*Task requirements*. Collect all lines containing the word "image" from the data.

*Data section*.
▬▬▬▬▬▬

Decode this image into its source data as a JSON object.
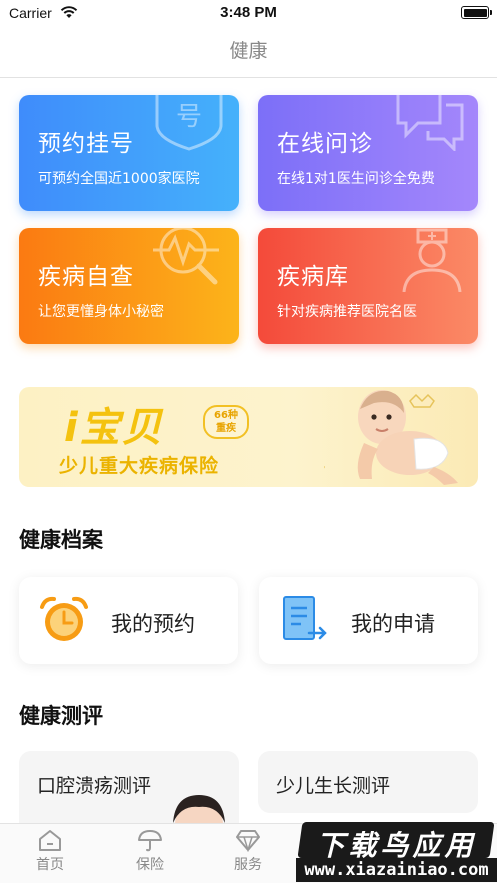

▬▬▬▬▬▬

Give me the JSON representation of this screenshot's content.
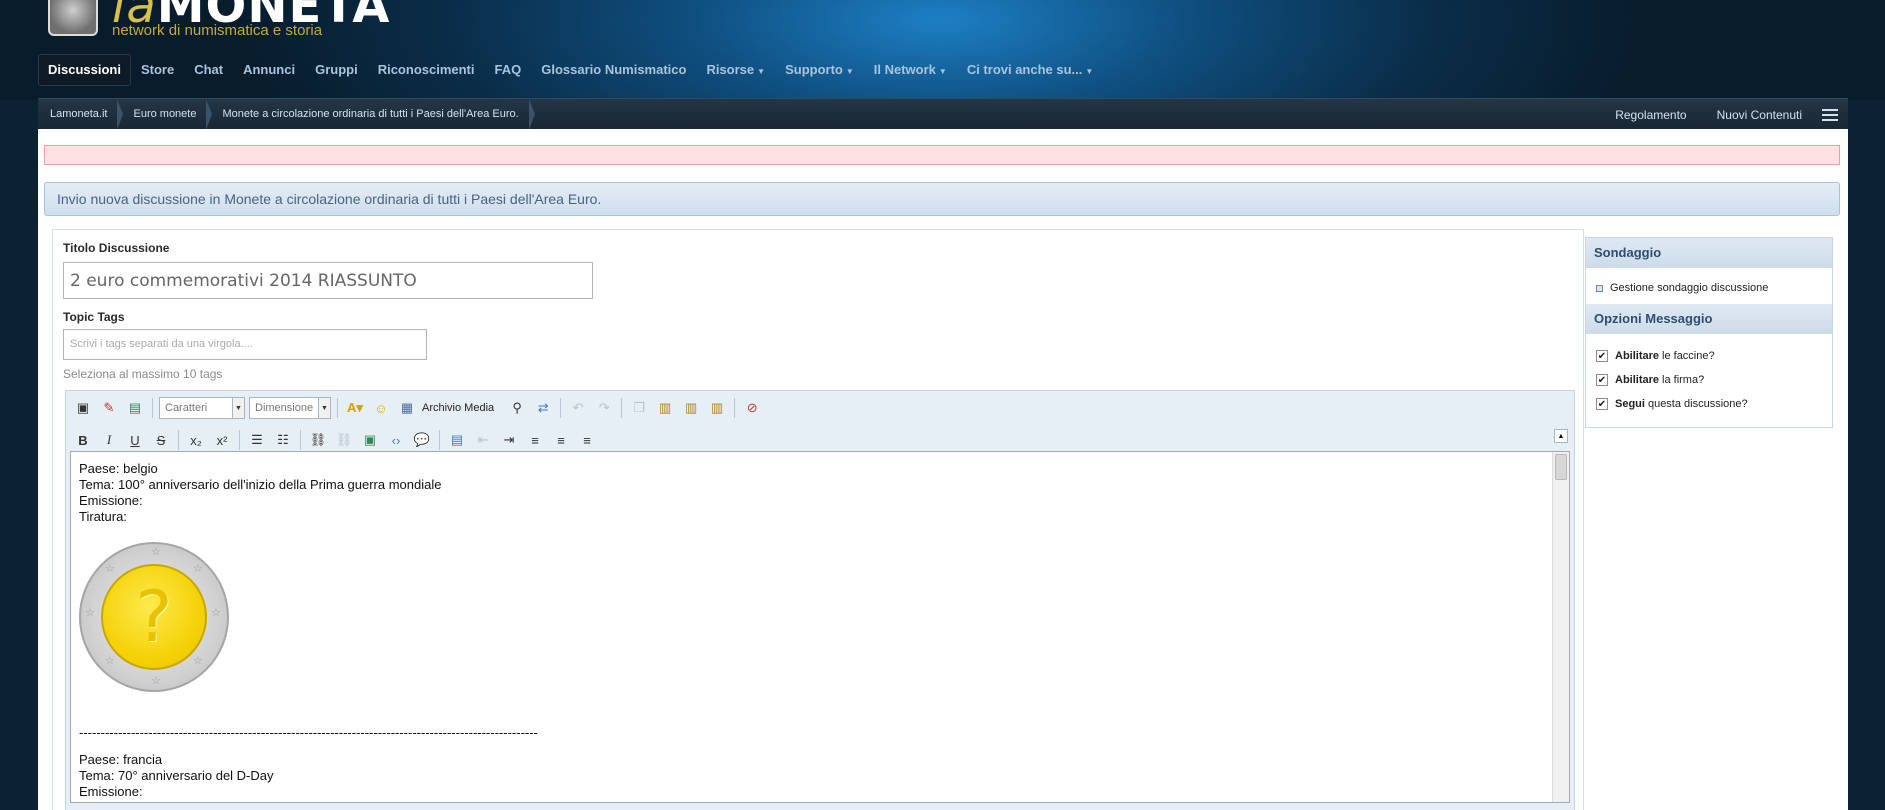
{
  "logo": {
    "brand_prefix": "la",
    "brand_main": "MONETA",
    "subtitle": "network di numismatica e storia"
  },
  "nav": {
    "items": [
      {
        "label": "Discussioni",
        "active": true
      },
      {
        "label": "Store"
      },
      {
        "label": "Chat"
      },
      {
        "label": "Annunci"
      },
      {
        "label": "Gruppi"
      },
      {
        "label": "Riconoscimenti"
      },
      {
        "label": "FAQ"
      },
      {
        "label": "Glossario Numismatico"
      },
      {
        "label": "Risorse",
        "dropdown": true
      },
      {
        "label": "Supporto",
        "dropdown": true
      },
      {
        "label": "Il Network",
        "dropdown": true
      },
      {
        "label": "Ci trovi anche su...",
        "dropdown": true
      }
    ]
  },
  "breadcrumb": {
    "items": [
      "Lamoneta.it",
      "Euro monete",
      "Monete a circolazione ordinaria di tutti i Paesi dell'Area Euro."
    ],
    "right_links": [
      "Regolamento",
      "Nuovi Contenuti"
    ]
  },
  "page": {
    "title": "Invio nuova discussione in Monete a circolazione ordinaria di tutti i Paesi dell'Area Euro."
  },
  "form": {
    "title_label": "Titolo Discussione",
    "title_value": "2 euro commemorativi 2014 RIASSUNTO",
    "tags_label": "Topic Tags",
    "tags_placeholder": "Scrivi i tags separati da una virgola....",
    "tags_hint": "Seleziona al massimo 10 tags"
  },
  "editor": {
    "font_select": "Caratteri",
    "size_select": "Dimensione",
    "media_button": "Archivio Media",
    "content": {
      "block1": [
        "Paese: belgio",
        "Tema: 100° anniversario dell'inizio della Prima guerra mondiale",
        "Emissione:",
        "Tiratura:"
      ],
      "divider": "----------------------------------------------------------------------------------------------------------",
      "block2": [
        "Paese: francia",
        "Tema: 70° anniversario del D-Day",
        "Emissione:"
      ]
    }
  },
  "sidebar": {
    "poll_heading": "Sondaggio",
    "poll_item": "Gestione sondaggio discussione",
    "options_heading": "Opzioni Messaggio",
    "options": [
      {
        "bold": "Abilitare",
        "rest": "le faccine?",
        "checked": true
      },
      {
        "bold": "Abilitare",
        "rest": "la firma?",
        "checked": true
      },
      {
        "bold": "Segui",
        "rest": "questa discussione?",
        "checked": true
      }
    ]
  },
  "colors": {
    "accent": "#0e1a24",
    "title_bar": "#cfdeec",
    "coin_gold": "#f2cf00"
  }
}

▬▬▬▬▬▬

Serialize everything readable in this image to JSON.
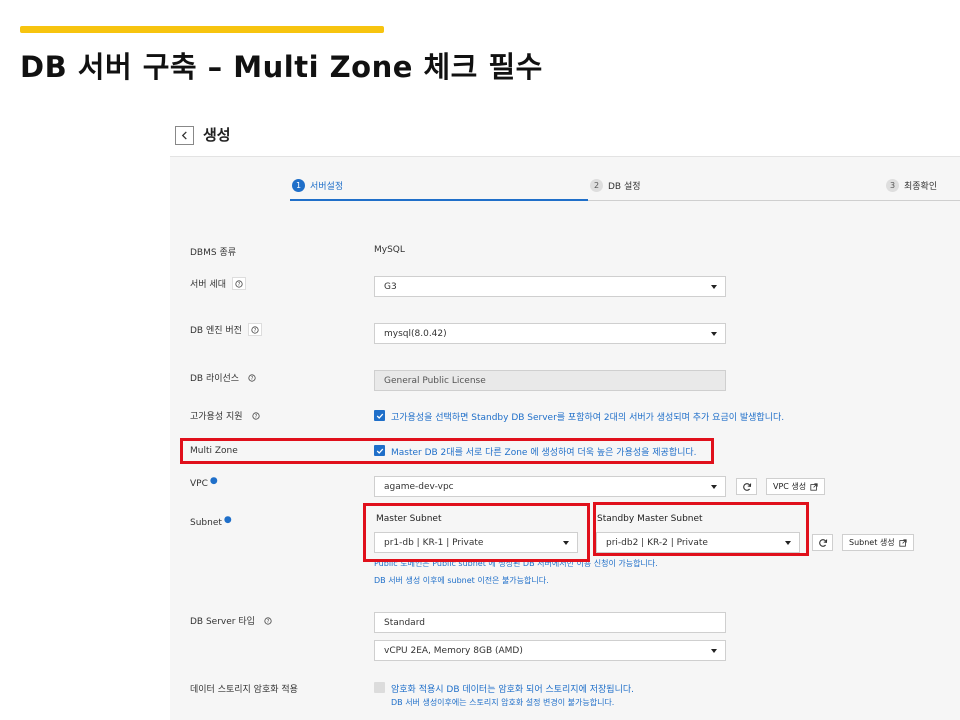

▬▬▬▬▬▬

*Exercise solution*.
Decode this image into its source data as a JSON object.
Serialize everything readable in this image to JSON.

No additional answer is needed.